-- Given task --
Do not copy the pictures; transcribe all other material exactly.

— start Dataset rows —

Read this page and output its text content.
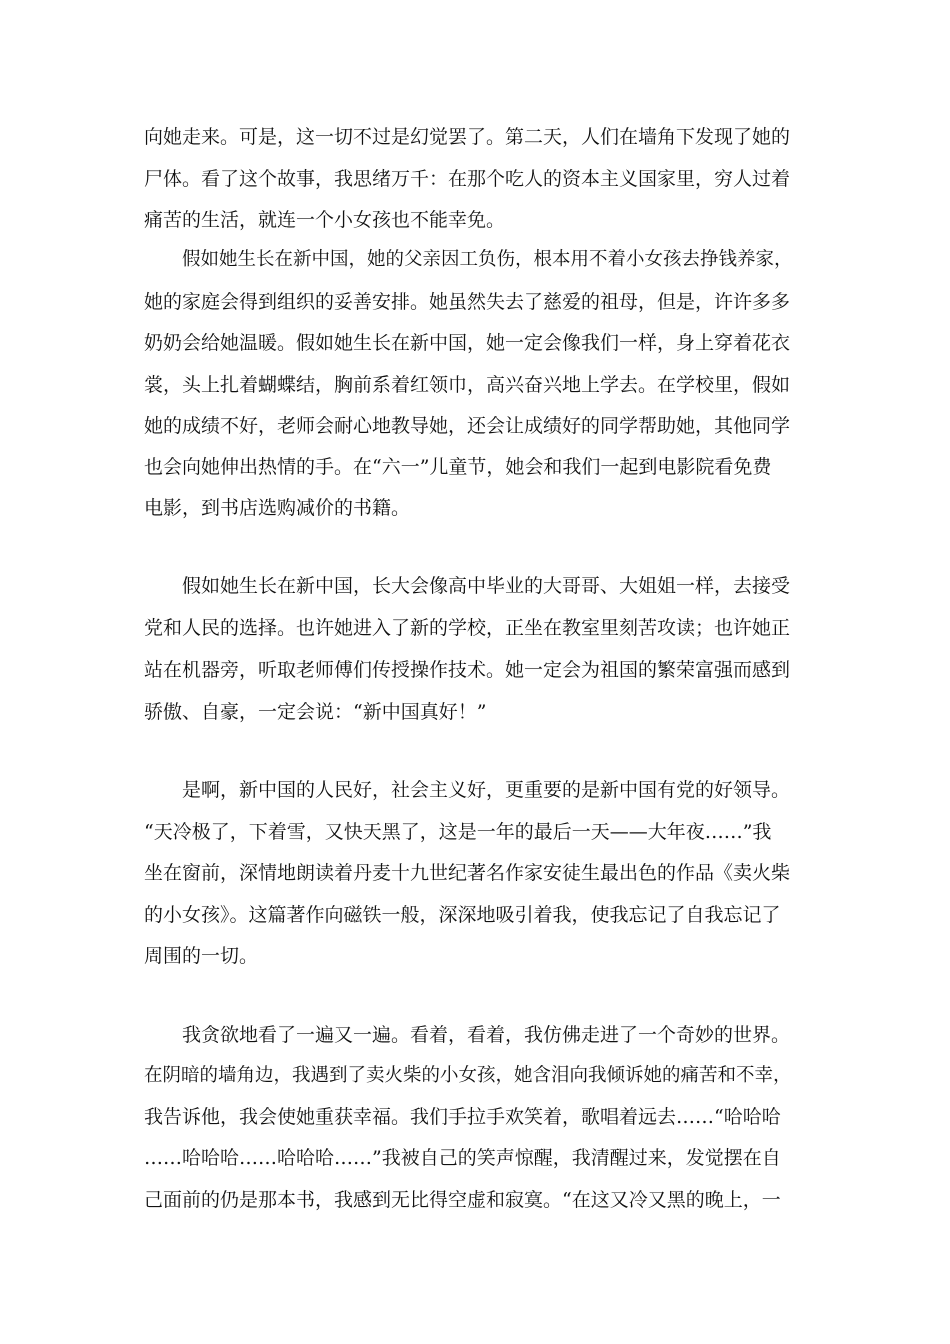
向她走来。可是，这一切不过是幻觉罢了。第二天，人们在墙角下发现了她的
尸体。看了这个故事，我思绪万千：在那个吃人的资本主义国家里，穷人过着
痛苦的生活，就连一个小女孩也不能幸免。
假如她生长在新中国，她的父亲因工负伤，根本用不着小女孩去挣钱养家，
她的家庭会得到组织的妥善安排。她虽然失去了慈爱的祖母，但是，许许多多
奶奶会给她温暖。假如她生长在新中国，她一定会像我们一样，身上穿着花衣
裳，头上扎着蝴蝶结，胸前系着红领巾，高兴奋兴地上学去。在学校里，假如
她的成绩不好，老师会耐心地教导她，还会让成绩好的同学帮助她，其他同学
也会向她伸出热情的手。在“六一”儿童节，她会和我们一起到电影院看免费
电影，到书店选购减价的书籍。
假如她生长在新中国，长大会像高中毕业的大哥哥、大姐姐一样，去接受
党和人民的选择。也许她进入了新的学校，正坐在教室里刻苦攻读；也许她正
站在机器旁，听取老师傅们传授操作技术。她一定会为祖国的繁荣富强而感到
骄傲、自豪，一定会说：“新中国真好！”
是啊，新中国的人民好，社会主义好，更重要的是新中国有党的好领导。
“天冷极了，下着雪，又快天黑了，这是一年的最后一天——大年夜……”我
坐在窗前，深情地朗读着丹麦十九世纪著名作家安徒生最出色的作品《卖火柴
的小女孩》。这篇著作向磁铁一般，深深地吸引着我，使我忘记了自我忘记了
周围的一切。
我贪欲地看了一遍又一遍。看着，看着，我仿佛走进了一个奇妙的世界。
在阴暗的墙角边，我遇到了卖火柴的小女孩，她含泪向我倾诉她的痛苦和不幸，
我告诉他，我会使她重获幸福。我们手拉手欢笑着，歌唱着远去……“哈哈哈
……哈哈哈……哈哈哈……”我被自己的笑声惊醒，我清醒过来，发觉摆在自
己面前的仍是那本书，我感到无比得空虚和寂寞。“在这又冷又黑的晚上，一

— end Dataset rows —

-- Reply to the task --
Read this page and output its text content.
向她走来。可是，这一切不过是幻觉罢了。第二天，人们在墙角下发现了她的
尸体。看了这个故事，我思绪万千：在那个吃人的资本主义国家里，穷人过着
痛苦的生活，就连一个小女孩也不能幸免。
假如她生长在新中国，她的父亲因工负伤，根本用不着小女孩去挣钱养家，
她的家庭会得到组织的妥善安排。她虽然失去了慈爱的祖母，但是，许许多多
奶奶会给她温暖。假如她生长在新中国，她一定会像我们一样，身上穿着花衣
裳，头上扎着蝴蝶结，胸前系着红领巾，高兴奋兴地上学去。在学校里，假如
她的成绩不好，老师会耐心地教导她，还会让成绩好的同学帮助她，其他同学
也会向她伸出热情的手。在“六一”儿童节，她会和我们一起到电影院看免费
电影，到书店选购减价的书籍。
假如她生长在新中国，长大会像高中毕业的大哥哥、大姐姐一样，去接受
党和人民的选择。也许她进入了新的学校，正坐在教室里刻苦攻读；也许她正
站在机器旁，听取老师傅们传授操作技术。她一定会为祖国的繁荣富强而感到
骄傲、自豪，一定会说：“新中国真好！”
是啊，新中国的人民好，社会主义好，更重要的是新中国有党的好领导。
“天冷极了，下着雪，又快天黑了，这是一年的最后一天——大年夜……”我
坐在窗前，深情地朗读着丹麦十九世纪著名作家安徒生最出色的作品《卖火柴
的小女孩》。这篇著作向磁铁一般，深深地吸引着我，使我忘记了自我忘记了
周围的一切。
我贪欲地看了一遍又一遍。看着，看着，我仿佛走进了一个奇妙的世界。
在阴暗的墙角边，我遇到了卖火柴的小女孩，她含泪向我倾诉她的痛苦和不幸，
我告诉他，我会使她重获幸福。我们手拉手欢笑着，歌唱着远去……“哈哈哈
……哈哈哈……哈哈哈……”我被自己的笑声惊醒，我清醒过来，发觉摆在自
己面前的仍是那本书，我感到无比得空虚和寂寞。“在这又冷又黑的晚上，一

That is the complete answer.